--- Start Records to process ---

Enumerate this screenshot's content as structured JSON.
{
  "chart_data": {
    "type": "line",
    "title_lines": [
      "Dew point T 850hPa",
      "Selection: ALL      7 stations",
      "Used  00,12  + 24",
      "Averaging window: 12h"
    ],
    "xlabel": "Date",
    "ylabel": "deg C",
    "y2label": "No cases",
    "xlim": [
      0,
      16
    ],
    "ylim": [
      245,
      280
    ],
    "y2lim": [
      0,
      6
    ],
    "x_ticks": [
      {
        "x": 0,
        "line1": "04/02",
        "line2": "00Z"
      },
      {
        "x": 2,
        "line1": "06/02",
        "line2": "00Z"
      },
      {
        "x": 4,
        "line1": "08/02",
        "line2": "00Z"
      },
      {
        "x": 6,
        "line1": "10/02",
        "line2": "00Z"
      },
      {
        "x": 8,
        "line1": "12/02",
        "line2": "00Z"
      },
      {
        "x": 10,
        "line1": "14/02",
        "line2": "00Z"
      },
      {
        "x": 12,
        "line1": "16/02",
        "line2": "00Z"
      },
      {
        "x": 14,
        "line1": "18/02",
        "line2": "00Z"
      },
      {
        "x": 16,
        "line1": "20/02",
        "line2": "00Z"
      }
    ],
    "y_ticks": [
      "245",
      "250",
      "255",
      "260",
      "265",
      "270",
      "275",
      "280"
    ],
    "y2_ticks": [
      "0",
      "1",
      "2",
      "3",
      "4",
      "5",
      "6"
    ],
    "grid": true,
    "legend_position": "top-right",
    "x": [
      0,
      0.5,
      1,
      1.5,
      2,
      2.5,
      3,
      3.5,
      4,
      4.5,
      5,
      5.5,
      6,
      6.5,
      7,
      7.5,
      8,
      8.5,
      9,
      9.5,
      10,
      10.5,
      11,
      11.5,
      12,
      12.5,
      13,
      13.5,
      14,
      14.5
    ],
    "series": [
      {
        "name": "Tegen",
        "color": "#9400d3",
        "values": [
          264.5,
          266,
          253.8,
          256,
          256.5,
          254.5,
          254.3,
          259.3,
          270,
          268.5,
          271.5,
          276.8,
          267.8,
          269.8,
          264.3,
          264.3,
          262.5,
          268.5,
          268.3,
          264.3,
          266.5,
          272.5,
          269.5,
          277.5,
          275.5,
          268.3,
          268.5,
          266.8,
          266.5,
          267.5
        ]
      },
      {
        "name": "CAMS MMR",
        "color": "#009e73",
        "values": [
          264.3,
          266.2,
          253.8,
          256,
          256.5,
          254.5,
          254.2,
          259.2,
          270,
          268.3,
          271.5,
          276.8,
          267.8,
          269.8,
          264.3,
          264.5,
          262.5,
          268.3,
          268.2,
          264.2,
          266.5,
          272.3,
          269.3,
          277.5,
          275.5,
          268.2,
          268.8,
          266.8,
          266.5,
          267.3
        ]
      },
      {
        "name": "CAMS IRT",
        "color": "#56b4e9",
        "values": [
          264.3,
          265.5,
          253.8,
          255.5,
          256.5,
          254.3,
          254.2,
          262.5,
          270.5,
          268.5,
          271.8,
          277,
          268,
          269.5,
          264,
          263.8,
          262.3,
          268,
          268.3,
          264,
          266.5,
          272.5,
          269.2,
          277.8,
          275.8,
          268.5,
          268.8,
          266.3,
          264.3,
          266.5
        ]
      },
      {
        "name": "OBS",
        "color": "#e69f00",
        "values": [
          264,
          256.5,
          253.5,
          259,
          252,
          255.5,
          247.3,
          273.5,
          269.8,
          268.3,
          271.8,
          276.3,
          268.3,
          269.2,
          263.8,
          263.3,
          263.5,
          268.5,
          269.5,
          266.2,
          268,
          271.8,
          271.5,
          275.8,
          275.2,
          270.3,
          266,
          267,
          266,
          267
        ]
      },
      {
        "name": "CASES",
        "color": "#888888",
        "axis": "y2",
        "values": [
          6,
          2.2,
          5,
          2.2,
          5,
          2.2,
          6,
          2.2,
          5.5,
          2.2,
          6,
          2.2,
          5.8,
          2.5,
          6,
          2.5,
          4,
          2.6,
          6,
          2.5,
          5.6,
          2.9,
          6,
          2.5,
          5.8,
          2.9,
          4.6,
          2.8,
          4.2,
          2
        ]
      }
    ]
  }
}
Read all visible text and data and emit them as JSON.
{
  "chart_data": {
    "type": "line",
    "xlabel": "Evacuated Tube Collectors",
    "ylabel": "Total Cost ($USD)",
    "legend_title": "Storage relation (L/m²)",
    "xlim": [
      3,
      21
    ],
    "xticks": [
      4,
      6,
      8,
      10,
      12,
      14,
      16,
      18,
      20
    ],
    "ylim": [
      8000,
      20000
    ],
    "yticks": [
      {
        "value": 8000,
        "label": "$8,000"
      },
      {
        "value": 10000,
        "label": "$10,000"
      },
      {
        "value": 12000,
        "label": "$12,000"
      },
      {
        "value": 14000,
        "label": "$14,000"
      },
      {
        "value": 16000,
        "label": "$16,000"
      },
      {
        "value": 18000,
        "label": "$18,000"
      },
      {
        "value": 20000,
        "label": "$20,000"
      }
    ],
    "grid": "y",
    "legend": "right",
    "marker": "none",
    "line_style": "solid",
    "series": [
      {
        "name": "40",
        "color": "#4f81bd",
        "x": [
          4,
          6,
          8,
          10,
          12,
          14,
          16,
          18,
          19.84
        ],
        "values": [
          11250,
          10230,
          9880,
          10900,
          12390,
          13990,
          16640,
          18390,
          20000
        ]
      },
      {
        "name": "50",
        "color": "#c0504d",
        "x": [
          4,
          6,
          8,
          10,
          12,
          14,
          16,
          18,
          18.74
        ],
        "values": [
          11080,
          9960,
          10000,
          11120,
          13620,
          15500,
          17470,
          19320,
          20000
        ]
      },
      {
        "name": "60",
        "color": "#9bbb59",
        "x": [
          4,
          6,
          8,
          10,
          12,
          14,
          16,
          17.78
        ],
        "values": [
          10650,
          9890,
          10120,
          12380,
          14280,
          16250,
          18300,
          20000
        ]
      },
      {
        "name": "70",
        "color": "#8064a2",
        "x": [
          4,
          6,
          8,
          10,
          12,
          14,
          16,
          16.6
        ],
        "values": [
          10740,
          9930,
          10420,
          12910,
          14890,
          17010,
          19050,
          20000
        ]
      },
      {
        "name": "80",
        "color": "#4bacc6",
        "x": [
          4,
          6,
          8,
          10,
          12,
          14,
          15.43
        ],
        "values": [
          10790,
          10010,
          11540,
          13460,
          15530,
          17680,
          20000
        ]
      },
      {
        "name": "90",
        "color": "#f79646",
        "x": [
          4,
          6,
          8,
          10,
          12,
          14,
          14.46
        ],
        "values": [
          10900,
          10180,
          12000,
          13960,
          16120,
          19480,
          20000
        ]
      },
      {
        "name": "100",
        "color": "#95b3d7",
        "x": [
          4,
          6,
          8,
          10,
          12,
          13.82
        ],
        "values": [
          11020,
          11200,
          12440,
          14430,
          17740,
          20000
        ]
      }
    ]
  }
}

--- End Records to process ---

* What the task asks:
Please return the data above exactly as given.

* Correct output:
Enumerate this screenshot's content as structured JSON.
{
  "chart_data": {
    "type": "line",
    "title_lines": [
      "Dew point T 850hPa",
      "Selection: ALL      7 stations",
      "Used  00,12  + 24",
      "Averaging window: 12h"
    ],
    "xlabel": "Date",
    "ylabel": "deg C",
    "y2label": "No cases",
    "xlim": [
      0,
      16
    ],
    "ylim": [
      245,
      280
    ],
    "y2lim": [
      0,
      6
    ],
    "x_ticks": [
      {
        "x": 0,
        "line1": "04/02",
        "line2": "00Z"
      },
      {
        "x": 2,
        "line1": "06/02",
        "line2": "00Z"
      },
      {
        "x": 4,
        "line1": "08/02",
        "line2": "00Z"
      },
      {
        "x": 6,
        "line1": "10/02",
        "line2": "00Z"
      },
      {
        "x": 8,
        "line1": "12/02",
        "line2": "00Z"
      },
      {
        "x": 10,
        "line1": "14/02",
        "line2": "00Z"
      },
      {
        "x": 12,
        "line1": "16/02",
        "line2": "00Z"
      },
      {
        "x": 14,
        "line1": "18/02",
        "line2": "00Z"
      },
      {
        "x": 16,
        "line1": "20/02",
        "line2": "00Z"
      }
    ],
    "y_ticks": [
      "245",
      "250",
      "255",
      "260",
      "265",
      "270",
      "275",
      "280"
    ],
    "y2_ticks": [
      "0",
      "1",
      "2",
      "3",
      "4",
      "5",
      "6"
    ],
    "grid": true,
    "legend_position": "top-right",
    "x": [
      0,
      0.5,
      1,
      1.5,
      2,
      2.5,
      3,
      3.5,
      4,
      4.5,
      5,
      5.5,
      6,
      6.5,
      7,
      7.5,
      8,
      8.5,
      9,
      9.5,
      10,
      10.5,
      11,
      11.5,
      12,
      12.5,
      13,
      13.5,
      14,
      14.5
    ],
    "series": [
      {
        "name": "Tegen",
        "color": "#9400d3",
        "values": [
          264.5,
          266,
          253.8,
          256,
          256.5,
          254.5,
          254.3,
          259.3,
          270,
          268.5,
          271.5,
          276.8,
          267.8,
          269.8,
          264.3,
          264.3,
          262.5,
          268.5,
          268.3,
          264.3,
          266.5,
          272.5,
          269.5,
          277.5,
          275.5,
          268.3,
          268.5,
          266.8,
          266.5,
          267.5
        ]
      },
      {
        "name": "CAMS MMR",
        "color": "#009e73",
        "values": [
          264.3,
          266.2,
          253.8,
          256,
          256.5,
          254.5,
          254.2,
          259.2,
          270,
          268.3,
          271.5,
          276.8,
          267.8,
          269.8,
          264.3,
          264.5,
          262.5,
          268.3,
          268.2,
          264.2,
          266.5,
          272.3,
          269.3,
          277.5,
          275.5,
          268.2,
          268.8,
          266.8,
          266.5,
          267.3
        ]
      },
      {
        "name": "CAMS IRT",
        "color": "#56b4e9",
        "values": [
          264.3,
          265.5,
          253.8,
          255.5,
          256.5,
          254.3,
          254.2,
          262.5,
          270.5,
          268.5,
          271.8,
          277,
          268,
          269.5,
          264,
          263.8,
          262.3,
          268,
          268.3,
          264,
          266.5,
          272.5,
          269.2,
          277.8,
          275.8,
          268.5,
          268.8,
          266.3,
          264.3,
          266.5
        ]
      },
      {
        "name": "OBS",
        "color": "#e69f00",
        "values": [
          264,
          256.5,
          253.5,
          259,
          252,
          255.5,
          247.3,
          273.5,
          269.8,
          268.3,
          271.8,
          276.3,
          268.3,
          269.2,
          263.8,
          263.3,
          263.5,
          268.5,
          269.5,
          266.2,
          268,
          271.8,
          271.5,
          275.8,
          275.2,
          270.3,
          266,
          267,
          266,
          267
        ]
      },
      {
        "name": "CASES",
        "color": "#888888",
        "axis": "y2",
        "values": [
          6,
          2.2,
          5,
          2.2,
          5,
          2.2,
          6,
          2.2,
          5.5,
          2.2,
          6,
          2.2,
          5.8,
          2.5,
          6,
          2.5,
          4,
          2.6,
          6,
          2.5,
          5.6,
          2.9,
          6,
          2.5,
          5.8,
          2.9,
          4.6,
          2.8,
          4.2,
          2
        ]
      }
    ]
  }
}
Read all visible text and data and emit them as JSON.
{
  "chart_data": {
    "type": "line",
    "xlabel": "Evacuated Tube Collectors",
    "ylabel": "Total Cost ($USD)",
    "legend_title": "Storage relation (L/m²)",
    "xlim": [
      3,
      21
    ],
    "xticks": [
      4,
      6,
      8,
      10,
      12,
      14,
      16,
      18,
      20
    ],
    "ylim": [
      8000,
      20000
    ],
    "yticks": [
      {
        "value": 8000,
        "label": "$8,000"
      },
      {
        "value": 10000,
        "label": "$10,000"
      },
      {
        "value": 12000,
        "label": "$12,000"
      },
      {
        "value": 14000,
        "label": "$14,000"
      },
      {
        "value": 16000,
        "label": "$16,000"
      },
      {
        "value": 18000,
        "label": "$18,000"
      },
      {
        "value": 20000,
        "label": "$20,000"
      }
    ],
    "grid": "y",
    "legend": "right",
    "marker": "none",
    "line_style": "solid",
    "series": [
      {
        "name": "40",
        "color": "#4f81bd",
        "x": [
          4,
          6,
          8,
          10,
          12,
          14,
          16,
          18,
          19.84
        ],
        "values": [
          11250,
          10230,
          9880,
          10900,
          12390,
          13990,
          16640,
          18390,
          20000
        ]
      },
      {
        "name": "50",
        "color": "#c0504d",
        "x": [
          4,
          6,
          8,
          10,
          12,
          14,
          16,
          18,
          18.74
        ],
        "values": [
          11080,
          9960,
          10000,
          11120,
          13620,
          15500,
          17470,
          19320,
          20000
        ]
      },
      {
        "name": "60",
        "color": "#9bbb59",
        "x": [
          4,
          6,
          8,
          10,
          12,
          14,
          16,
          17.78
        ],
        "values": [
          10650,
          9890,
          10120,
          12380,
          14280,
          16250,
          18300,
          20000
        ]
      },
      {
        "name": "70",
        "color": "#8064a2",
        "x": [
          4,
          6,
          8,
          10,
          12,
          14,
          16,
          16.6
        ],
        "values": [
          10740,
          9930,
          10420,
          12910,
          14890,
          17010,
          19050,
          20000
        ]
      },
      {
        "name": "80",
        "color": "#4bacc6",
        "x": [
          4,
          6,
          8,
          10,
          12,
          14,
          15.43
        ],
        "values": [
          10790,
          10010,
          11540,
          13460,
          15530,
          17680,
          20000
        ]
      },
      {
        "name": "90",
        "color": "#f79646",
        "x": [
          4,
          6,
          8,
          10,
          12,
          14,
          14.46
        ],
        "values": [
          10900,
          10180,
          12000,
          13960,
          16120,
          19480,
          20000
        ]
      },
      {
        "name": "100",
        "color": "#95b3d7",
        "x": [
          4,
          6,
          8,
          10,
          12,
          13.82
        ],
        "values": [
          11020,
          11200,
          12440,
          14430,
          17740,
          20000
        ]
      }
    ]
  }
}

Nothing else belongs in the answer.